SOURCE TEXT:
#####

Egypt’s geo-strategic location connects Africa with Asia and Europe. It connects people across the world. The existence of the historical heritage in Egypt now stands a risk of being destroyed by extremists. Terrorists have proven their sadistic appetite for cultural cleansing: from dynamiting the Buddhas statutes of Bamiyan in Afghanistan to the destruction of the Palmyra in Syria.
Invaluable human heritage, artefacts and important symbols of the world’s globalized civilization that once stood in Syria, Iraq, Afghanistan and other parts: have all been destroyed. Will you allow this to happen to the greatest and largest and most important open-air museum of the world?
Are we going to allow the only remaining, of the seven, ancient wonders of the world, the Pyramids of Giza to be destroyed by extremism? No.
To do so, we must defeat what has become the most direct threat to our civilization, as we know it today.
- Violent extremism threatens the very idea of our diversity.
- Violent extremism threatens the very idea of our inclusivity.
- Violent extremism threatens the very idea of our plurality.
- Violent extremism threatens the flourishing of all communities.
Arigatou International, the organization I represent, in its Fifth Forum of the Global Network of Religions for Children (GNRC) held last year, identified violent extremism as one of the challenges affecting the world’s children and youth. Today, many young people like you are engaged in GNRC Networks spread over 55 countries to address violence against children, against youth, and against communities.
In the Horn of Africa, through Building Resilience Against Violent Extremism (BRAVE), faith leaders and youth, supported by governments of Japan, Kenya, and bilaterally through the United Nations, are pushing back the ideology of terror and extremism. In Nigeria, the faith leaders have adopted BRAVE ideological pushback initiatives and tools to roll back Boko Haram's extremist advances.

#####

RAW RECORDS:
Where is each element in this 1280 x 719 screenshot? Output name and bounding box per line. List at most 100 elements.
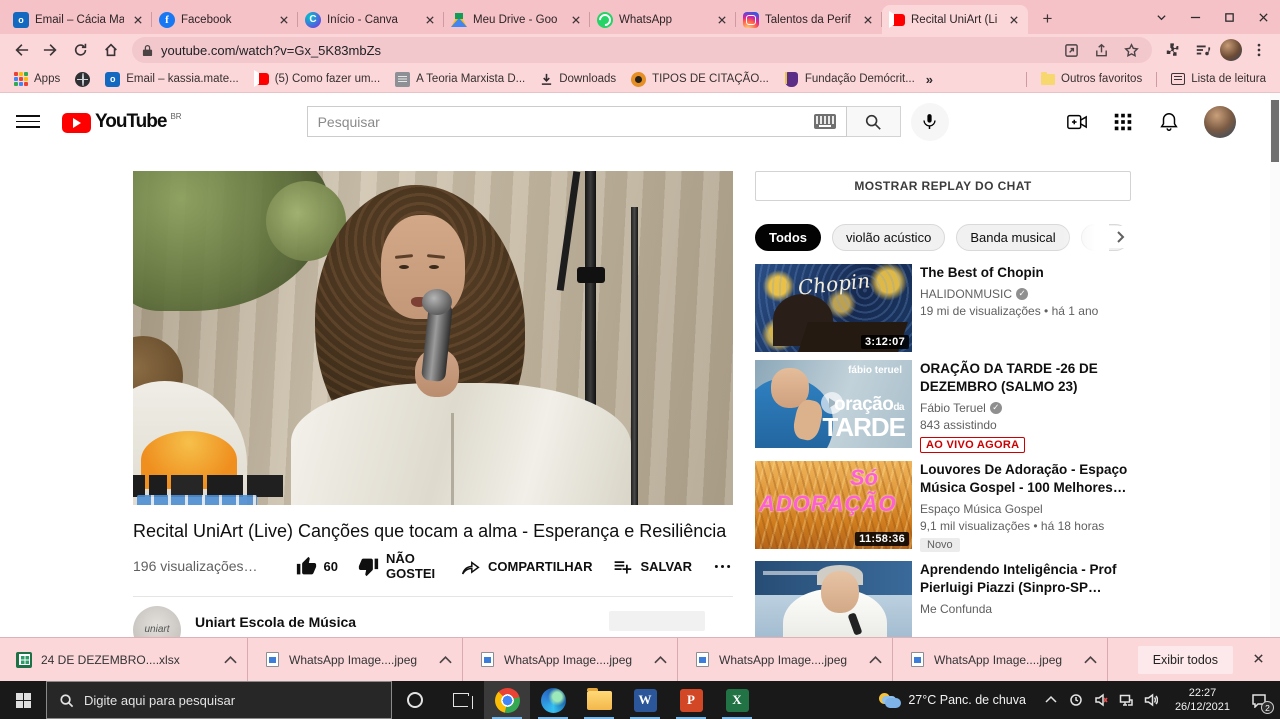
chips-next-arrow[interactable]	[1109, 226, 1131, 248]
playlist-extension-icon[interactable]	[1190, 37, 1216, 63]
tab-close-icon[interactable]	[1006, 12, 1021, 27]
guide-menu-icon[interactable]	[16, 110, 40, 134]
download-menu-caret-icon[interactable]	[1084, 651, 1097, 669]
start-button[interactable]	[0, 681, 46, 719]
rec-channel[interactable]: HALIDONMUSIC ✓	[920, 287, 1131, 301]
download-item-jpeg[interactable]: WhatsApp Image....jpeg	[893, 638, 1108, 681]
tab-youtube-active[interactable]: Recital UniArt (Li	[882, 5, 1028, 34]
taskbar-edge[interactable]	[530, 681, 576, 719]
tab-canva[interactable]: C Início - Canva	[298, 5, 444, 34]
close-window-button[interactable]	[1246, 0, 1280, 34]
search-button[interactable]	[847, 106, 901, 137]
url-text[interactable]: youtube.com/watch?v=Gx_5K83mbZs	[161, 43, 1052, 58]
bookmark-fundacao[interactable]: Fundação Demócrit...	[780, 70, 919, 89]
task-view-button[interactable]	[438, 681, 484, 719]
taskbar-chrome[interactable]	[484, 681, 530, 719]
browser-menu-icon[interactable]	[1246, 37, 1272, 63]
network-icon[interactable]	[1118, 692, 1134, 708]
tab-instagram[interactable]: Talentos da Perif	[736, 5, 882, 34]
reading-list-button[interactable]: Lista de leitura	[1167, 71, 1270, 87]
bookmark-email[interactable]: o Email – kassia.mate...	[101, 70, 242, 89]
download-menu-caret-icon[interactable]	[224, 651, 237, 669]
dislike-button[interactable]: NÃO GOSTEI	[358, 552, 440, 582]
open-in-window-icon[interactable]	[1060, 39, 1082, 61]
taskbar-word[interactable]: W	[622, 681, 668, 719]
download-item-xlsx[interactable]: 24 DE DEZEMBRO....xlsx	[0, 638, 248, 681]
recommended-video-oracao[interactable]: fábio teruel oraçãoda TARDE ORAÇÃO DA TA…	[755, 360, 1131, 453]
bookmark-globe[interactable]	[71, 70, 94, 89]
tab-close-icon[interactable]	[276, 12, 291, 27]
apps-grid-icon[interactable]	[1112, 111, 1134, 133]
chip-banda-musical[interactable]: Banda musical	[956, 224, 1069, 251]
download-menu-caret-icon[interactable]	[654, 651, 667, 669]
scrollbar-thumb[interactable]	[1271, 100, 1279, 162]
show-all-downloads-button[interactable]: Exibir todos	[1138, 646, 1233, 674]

#####

OBJECTIVE: Reproduce verbatim the stretch of the passage on extremism and Egypt's heritage above, from "In the Horn" through "Haram's extremist advances.".

SOLUTION TO THE PROBLEM:
In the Horn of Africa, through Building Resilience Against Violent Extremism (BRAVE), faith leaders and youth, supported by governments of Japan, Kenya, and bilaterally through the United Nations, are pushing back the ideology of terror and extremism. In Nigeria, the faith leaders have adopted BRAVE ideological pushback initiatives and tools to roll back Boko Haram's extremist advances.